• YOUR GOAL: Write out the material exactly, leaving every picture behind.

• DATASET EXCERPTS:

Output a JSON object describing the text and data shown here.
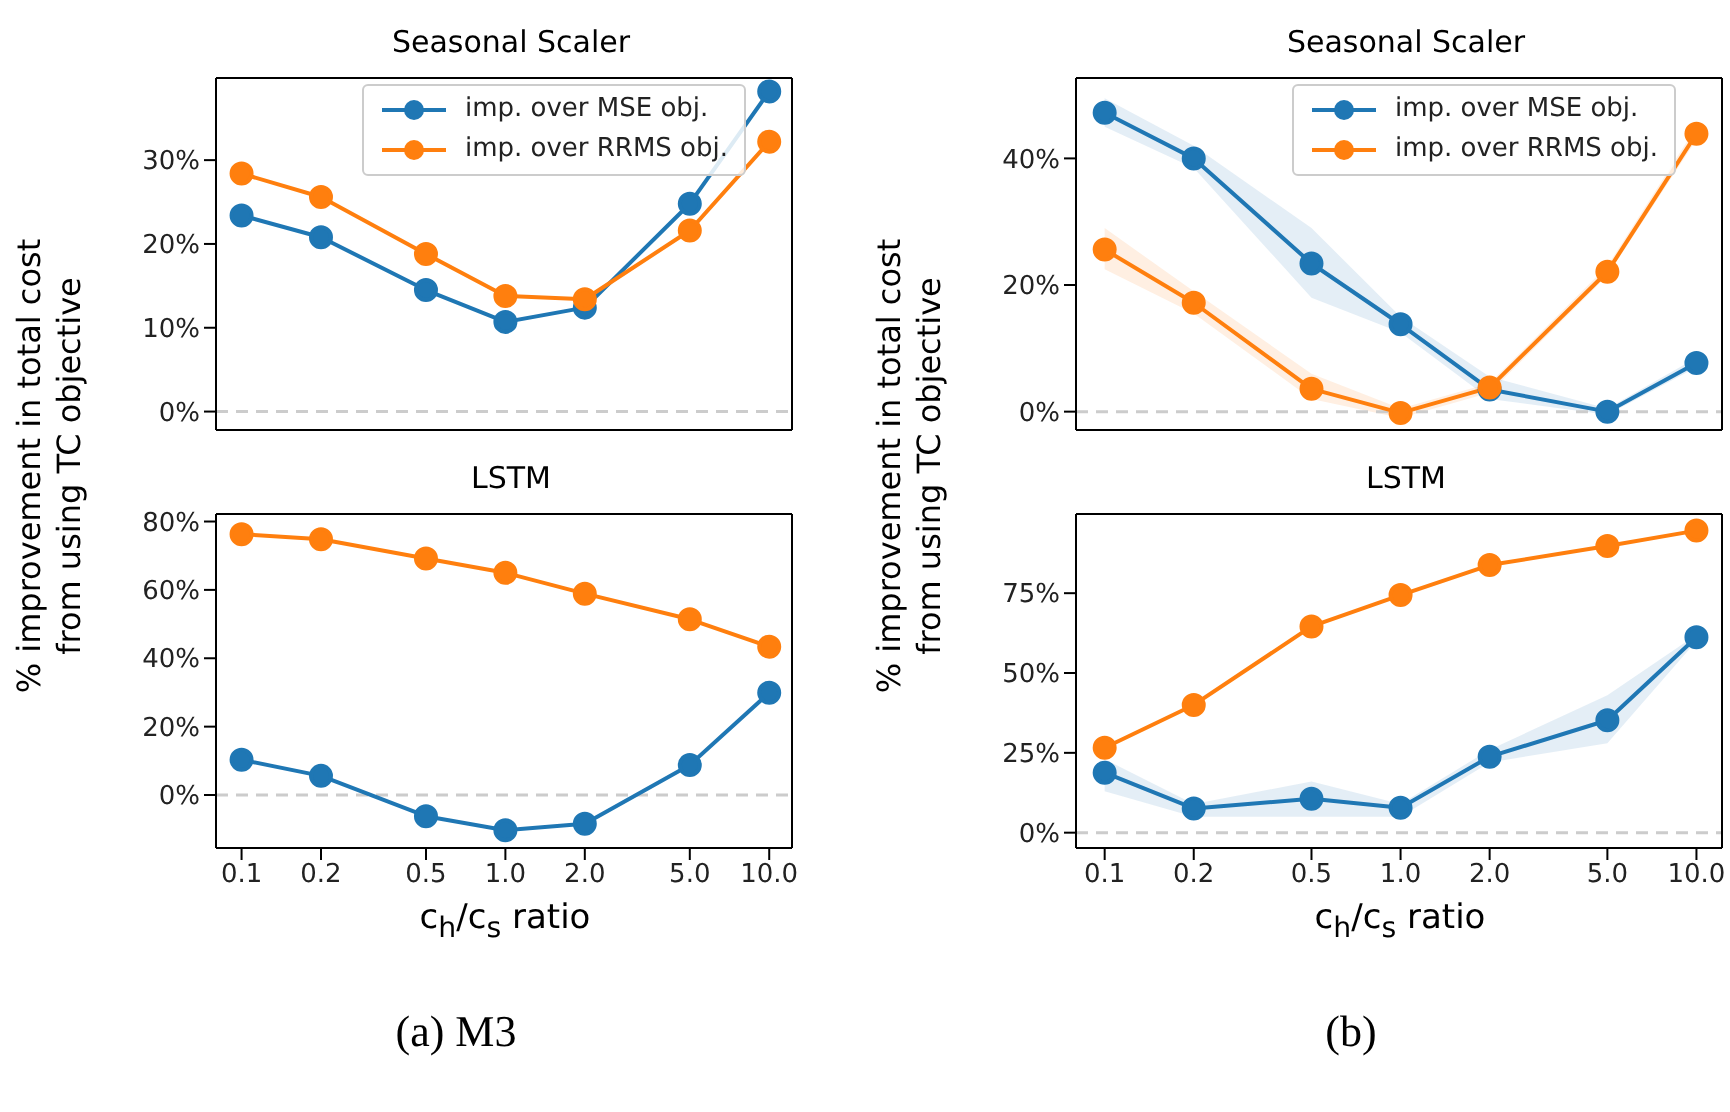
{
  "chart_data": [
    {
      "type": "line",
      "title": "Seasonal Scaler",
      "ylabel": "% improvement in total cost from using TC objective",
      "x": [
        0.1,
        0.2,
        0.5,
        1,
        2,
        5,
        10
      ],
      "log": "x",
      "xlim": [
        0.08,
        12.2
      ],
      "xticks": [
        0.1,
        0.2,
        0.5,
        1,
        2,
        5,
        10
      ],
      "ylim": [
        -2.2,
        39.8
      ],
      "yticks": [
        {
          "value": 0,
          "label": "0%"
        },
        {
          "value": 10,
          "label": "10%"
        },
        {
          "value": 20,
          "label": "20%"
        },
        {
          "value": 30,
          "label": "30%"
        }
      ],
      "tick_labels": "y",
      "grid": false,
      "legend": "top right",
      "marker": "circle",
      "ref_lines": [
        {
          "axis": "y",
          "value": 0,
          "color": "#cccccc",
          "line_style": "dashed"
        }
      ],
      "series": [
        {
          "name": "imp. over MSE obj.",
          "color": "#1f77b4",
          "values": [
            23.4,
            20.8,
            14.5,
            10.7,
            12.4,
            24.8,
            38.2
          ]
        },
        {
          "name": "imp. over RRMS obj.",
          "color": "#ff7f0e",
          "values": [
            28.4,
            25.6,
            18.8,
            13.8,
            13.4,
            21.6,
            32.2
          ]
        }
      ]
    },
    {
      "type": "line",
      "title": "Seasonal Scaler",
      "ylabel": "% improvement in total cost from using TC objective",
      "x": [
        0.1,
        0.2,
        0.5,
        1,
        2,
        5,
        10
      ],
      "log": "x",
      "xlim": [
        0.08,
        12.2
      ],
      "xticks": [
        0.1,
        0.2,
        0.5,
        1,
        2,
        5,
        10
      ],
      "ylim": [
        -2.9,
        52.7
      ],
      "yticks": [
        {
          "value": 0,
          "label": "0%"
        },
        {
          "value": 20,
          "label": "20%"
        },
        {
          "value": 40,
          "label": "40%"
        }
      ],
      "tick_labels": "y",
      "grid": false,
      "legend": "top right",
      "marker": "circle",
      "ref_lines": [
        {
          "axis": "y",
          "value": 0,
          "color": "#cccccc",
          "line_style": "dashed"
        }
      ],
      "series": [
        {
          "name": "imp. over MSE obj.",
          "color": "#1f77b4",
          "values": [
            47.2,
            40,
            23.4,
            13.8,
            3.5,
            0,
            7.7
          ],
          "lower": [
            45,
            38.5,
            18,
            12.5,
            2,
            -0.5,
            7
          ],
          "upper": [
            49.5,
            42,
            29,
            15,
            5.5,
            0.5,
            8.5
          ]
        },
        {
          "name": "imp. over RRMS obj.",
          "color": "#ff7f0e",
          "values": [
            25.6,
            17.2,
            3.6,
            -0.2,
            3.8,
            22.1,
            43.9
          ],
          "lower": [
            22.5,
            15.5,
            2,
            -1,
            3,
            21.5,
            43
          ],
          "upper": [
            29,
            19,
            6,
            0.5,
            4.5,
            23,
            45
          ]
        }
      ]
    },
    {
      "type": "line",
      "title": "LSTM",
      "xlabel": "c$_{h}$/c$_{s}$ ratio",
      "annotations": [
        "(a) M3"
      ],
      "x": [
        0.1,
        0.2,
        0.5,
        1,
        2,
        5,
        10
      ],
      "log": "x",
      "xlim": [
        0.08,
        12.2
      ],
      "xticks": [
        0.1,
        0.2,
        0.5,
        {
          "value": 1,
          "label": "1.0"
        },
        {
          "value": 2,
          "label": "2.0"
        },
        {
          "value": 5,
          "label": "5.0"
        },
        {
          "value": 10,
          "label": "10.0"
        }
      ],
      "ylim": [
        -15.5,
        82.2
      ],
      "yticks": [
        {
          "value": 0,
          "label": "0%"
        },
        {
          "value": 20,
          "label": "20%"
        },
        {
          "value": 40,
          "label": "40%"
        },
        {
          "value": 60,
          "label": "60%"
        },
        {
          "value": 80,
          "label": "80%"
        }
      ],
      "grid": false,
      "legend": false,
      "marker": "circle",
      "ref_lines": [
        {
          "axis": "y",
          "value": 0,
          "color": "#cccccc",
          "line_style": "dashed"
        }
      ],
      "series": [
        {
          "color": "#1f77b4",
          "values": [
            10.3,
            5.6,
            -6.2,
            -10.3,
            -8.4,
            8.8,
            29.9
          ]
        },
        {
          "color": "#ff7f0e",
          "values": [
            76.3,
            74.8,
            69.2,
            65,
            58.9,
            51.4,
            43.4
          ]
        }
      ]
    },
    {
      "type": "line",
      "title": "LSTM",
      "xlabel": "c$_{h}$/c$_{s}$ ratio",
      "annotations": [
        "(b)"
      ],
      "x": [
        0.1,
        0.2,
        0.5,
        1,
        2,
        5,
        10
      ],
      "log": "x",
      "xlim": [
        0.08,
        12.2
      ],
      "xticks": [
        0.1,
        0.2,
        0.5,
        {
          "value": 1,
          "label": "1.0"
        },
        {
          "value": 2,
          "label": "2.0"
        },
        {
          "value": 5,
          "label": "5.0"
        },
        {
          "value": 10,
          "label": "10.0"
        }
      ],
      "ylim": [
        -4.8,
        99.8
      ],
      "yticks": [
        {
          "value": 0,
          "label": "0%"
        },
        {
          "value": 25,
          "label": "25%"
        },
        {
          "value": 50,
          "label": "50%"
        },
        {
          "value": 75,
          "label": "75%"
        }
      ],
      "grid": false,
      "legend": false,
      "marker": "circle",
      "ref_lines": [
        {
          "axis": "y",
          "value": 0,
          "color": "#cccccc",
          "line_style": "dashed"
        }
      ],
      "series": [
        {
          "color": "#1f77b4",
          "values": [
            18.8,
            7.6,
            10.6,
            7.8,
            23.8,
            35.2,
            61.2
          ],
          "lower": [
            13,
            5,
            5,
            5,
            22,
            28,
            60
          ],
          "upper": [
            23,
            9,
            16,
            9,
            26,
            43,
            62
          ]
        },
        {
          "color": "#ff7f0e",
          "values": [
            26.6,
            40,
            64.6,
            74.4,
            83.8,
            89.8,
            94.6
          ]
        }
      ]
    }
  ]
}
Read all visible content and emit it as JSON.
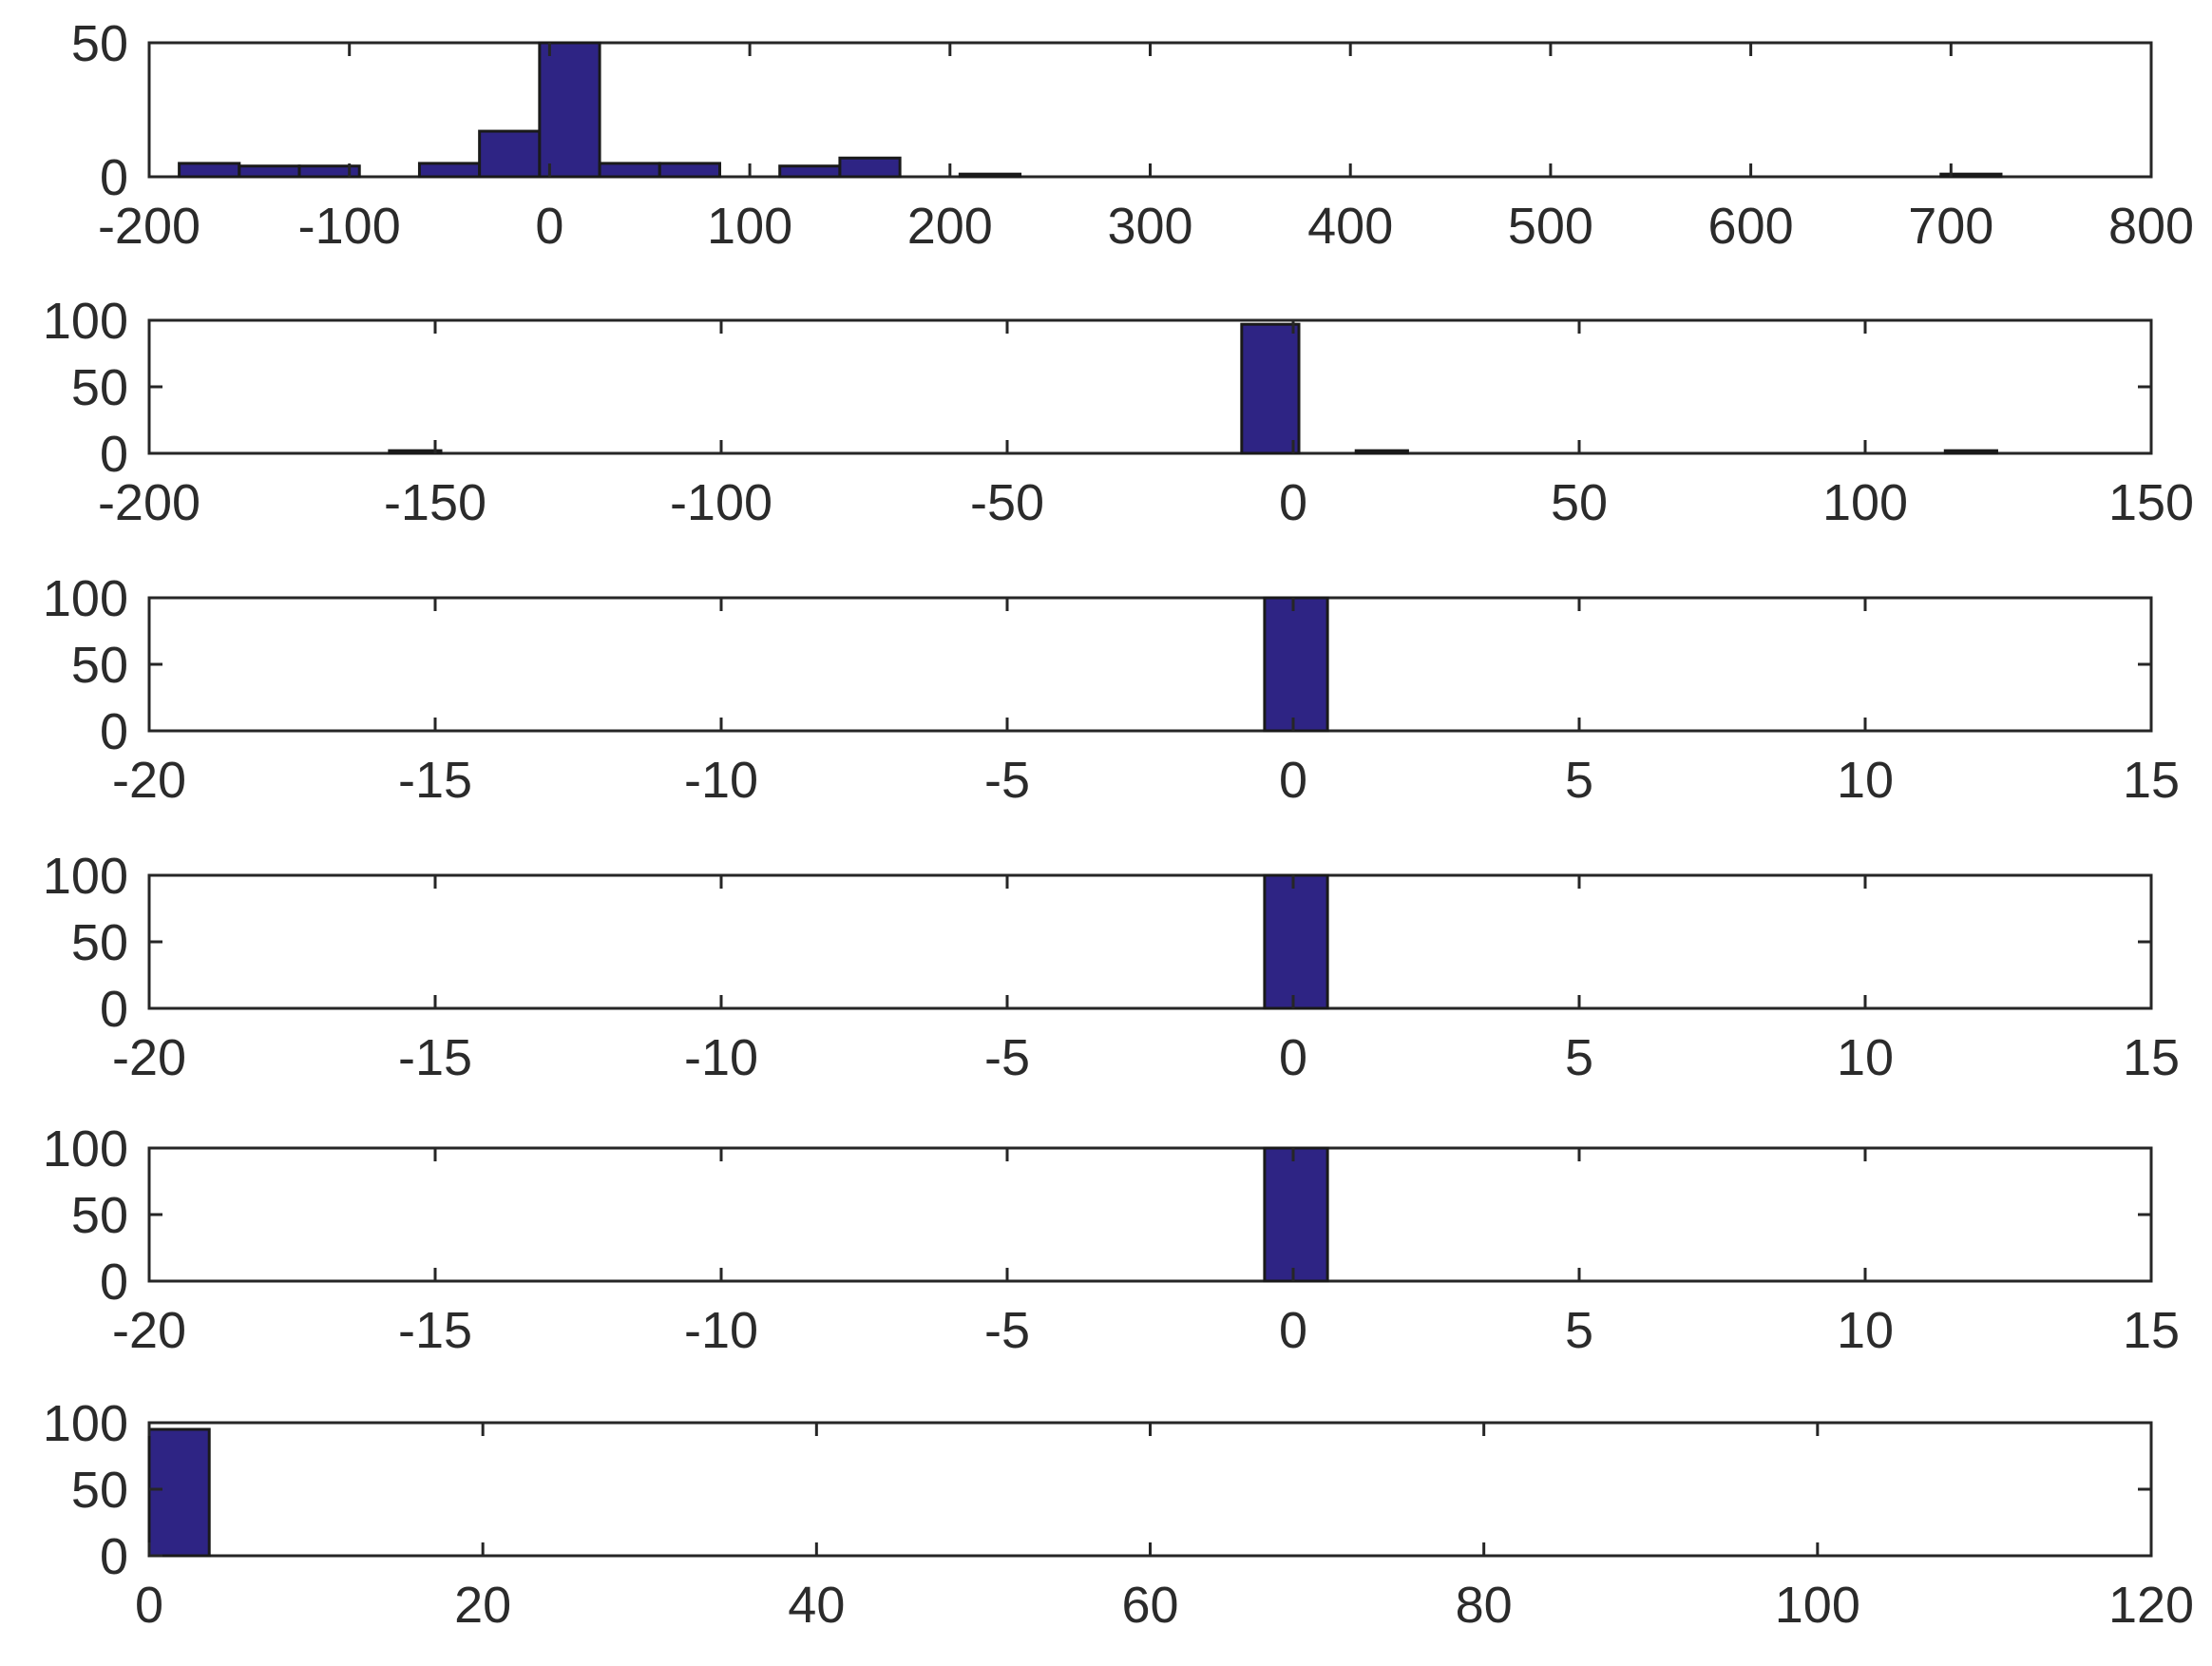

• REPLY TO THE TASK:
Output a JSON object describing the text and data shown here.
{
  "chart_data": [
    {
      "type": "line",
      "title": "Seasonal Scaler",
      "ylabel": "% improvement in total cost from using TC objective",
      "x": [
        0.1,
        0.2,
        0.5,
        1,
        2,
        5,
        10
      ],
      "log": "x",
      "xlim": [
        0.08,
        12.2
      ],
      "xticks": [
        0.1,
        0.2,
        0.5,
        1,
        2,
        5,
        10
      ],
      "ylim": [
        -2.2,
        39.8
      ],
      "yticks": [
        {
          "value": 0,
          "label": "0%"
        },
        {
          "value": 10,
          "label": "10%"
        },
        {
          "value": 20,
          "label": "20%"
        },
        {
          "value": 30,
          "label": "30%"
        }
      ],
      "tick_labels": "y",
      "grid": false,
      "legend": "top right",
      "marker": "circle",
      "ref_lines": [
        {
          "axis": "y",
          "value": 0,
          "color": "#cccccc",
          "line_style": "dashed"
        }
      ],
      "series": [
        {
          "name": "imp. over MSE obj.",
          "color": "#1f77b4",
          "values": [
            23.4,
            20.8,
            14.5,
            10.7,
            12.4,
            24.8,
            38.2
          ]
        },
        {
          "name": "imp. over RRMS obj.",
          "color": "#ff7f0e",
          "values": [
            28.4,
            25.6,
            18.8,
            13.8,
            13.4,
            21.6,
            32.2
          ]
        }
      ]
    },
    {
      "type": "line",
      "title": "Seasonal Scaler",
      "ylabel": "% improvement in total cost from using TC objective",
      "x": [
        0.1,
        0.2,
        0.5,
        1,
        2,
        5,
        10
      ],
      "log": "x",
      "xlim": [
        0.08,
        12.2
      ],
      "xticks": [
        0.1,
        0.2,
        0.5,
        1,
        2,
        5,
        10
      ],
      "ylim": [
        -2.9,
        52.7
      ],
      "yticks": [
        {
          "value": 0,
          "label": "0%"
        },
        {
          "value": 20,
          "label": "20%"
        },
        {
          "value": 40,
          "label": "40%"
        }
      ],
      "tick_labels": "y",
      "grid": false,
      "legend": "top right",
      "marker": "circle",
      "ref_lines": [
        {
          "axis": "y",
          "value": 0,
          "color": "#cccccc",
          "line_style": "dashed"
        }
      ],
      "series": [
        {
          "name": "imp. over MSE obj.",
          "color": "#1f77b4",
          "values": [
            47.2,
            40,
            23.4,
            13.8,
            3.5,
            0,
            7.7
          ],
          "lower": [
            45,
            38.5,
            18,
            12.5,
            2,
            -0.5,
            7
          ],
          "upper": [
            49.5,
            42,
            29,
            15,
            5.5,
            0.5,
            8.5
          ]
        },
        {
          "name": "imp. over RRMS obj.",
          "color": "#ff7f0e",
          "values": [
            25.6,
            17.2,
            3.6,
            -0.2,
            3.8,
            22.1,
            43.9
          ],
          "lower": [
            22.5,
            15.5,
            2,
            -1,
            3,
            21.5,
            43
          ],
          "upper": [
            29,
            19,
            6,
            0.5,
            4.5,
            23,
            45
          ]
        }
      ]
    },
    {
      "type": "line",
      "title": "LSTM",
      "xlabel": "c$_{h}$/c$_{s}$ ratio",
      "annotations": [
        "(a) M3"
      ],
      "x": [
        0.1,
        0.2,
        0.5,
        1,
        2,
        5,
        10
      ],
      "log": "x",
      "xlim": [
        0.08,
        12.2
      ],
      "xticks": [
        0.1,
        0.2,
        0.5,
        {
          "value": 1,
          "label": "1.0"
        },
        {
          "value": 2,
          "label": "2.0"
        },
        {
          "value": 5,
          "label": "5.0"
        },
        {
          "value": 10,
          "label": "10.0"
        }
      ],
      "ylim": [
        -15.5,
        82.2
      ],
      "yticks": [
        {
          "value": 0,
          "label": "0%"
        },
        {
          "value": 20,
          "label": "20%"
        },
        {
          "value": 40,
          "label": "40%"
        },
        {
          "value": 60,
          "label": "60%"
        },
        {
          "value": 80,
          "label": "80%"
        }
      ],
      "grid": false,
      "legend": false,
      "marker": "circle",
      "ref_lines": [
        {
          "axis": "y",
          "value": 0,
          "color": "#cccccc",
          "line_style": "dashed"
        }
      ],
      "series": [
        {
          "color": "#1f77b4",
          "values": [
            10.3,
            5.6,
            -6.2,
            -10.3,
            -8.4,
            8.8,
            29.9
          ]
        },
        {
          "color": "#ff7f0e",
          "values": [
            76.3,
            74.8,
            69.2,
            65,
            58.9,
            51.4,
            43.4
          ]
        }
      ]
    },
    {
      "type": "line",
      "title": "LSTM",
      "xlabel": "c$_{h}$/c$_{s}$ ratio",
      "annotations": [
        "(b)"
      ],
      "x": [
        0.1,
        0.2,
        0.5,
        1,
        2,
        5,
        10
      ],
      "log": "x",
      "xlim": [
        0.08,
        12.2
      ],
      "xticks": [
        0.1,
        0.2,
        0.5,
        {
          "value": 1,
          "label": "1.0"
        },
        {
          "value": 2,
          "label": "2.0"
        },
        {
          "value": 5,
          "label": "5.0"
        },
        {
          "value": 10,
          "label": "10.0"
        }
      ],
      "ylim": [
        -4.8,
        99.8
      ],
      "yticks": [
        {
          "value": 0,
          "label": "0%"
        },
        {
          "value": 25,
          "label": "25%"
        },
        {
          "value": 50,
          "label": "50%"
        },
        {
          "value": 75,
          "label": "75%"
        }
      ],
      "grid": false,
      "legend": false,
      "marker": "circle",
      "ref_lines": [
        {
          "axis": "y",
          "value": 0,
          "color": "#cccccc",
          "line_style": "dashed"
        }
      ],
      "series": [
        {
          "color": "#1f77b4",
          "values": [
            18.8,
            7.6,
            10.6,
            7.8,
            23.8,
            35.2,
            61.2
          ],
          "lower": [
            13,
            5,
            5,
            5,
            22,
            28,
            60
          ],
          "upper": [
            23,
            9,
            16,
            9,
            26,
            43,
            62
          ]
        },
        {
          "color": "#ff7f0e",
          "values": [
            26.6,
            40,
            64.6,
            74.4,
            83.8,
            89.8,
            94.6
          ]
        }
      ]
    }
  ]
}
Read all visible content and emit it as JSON.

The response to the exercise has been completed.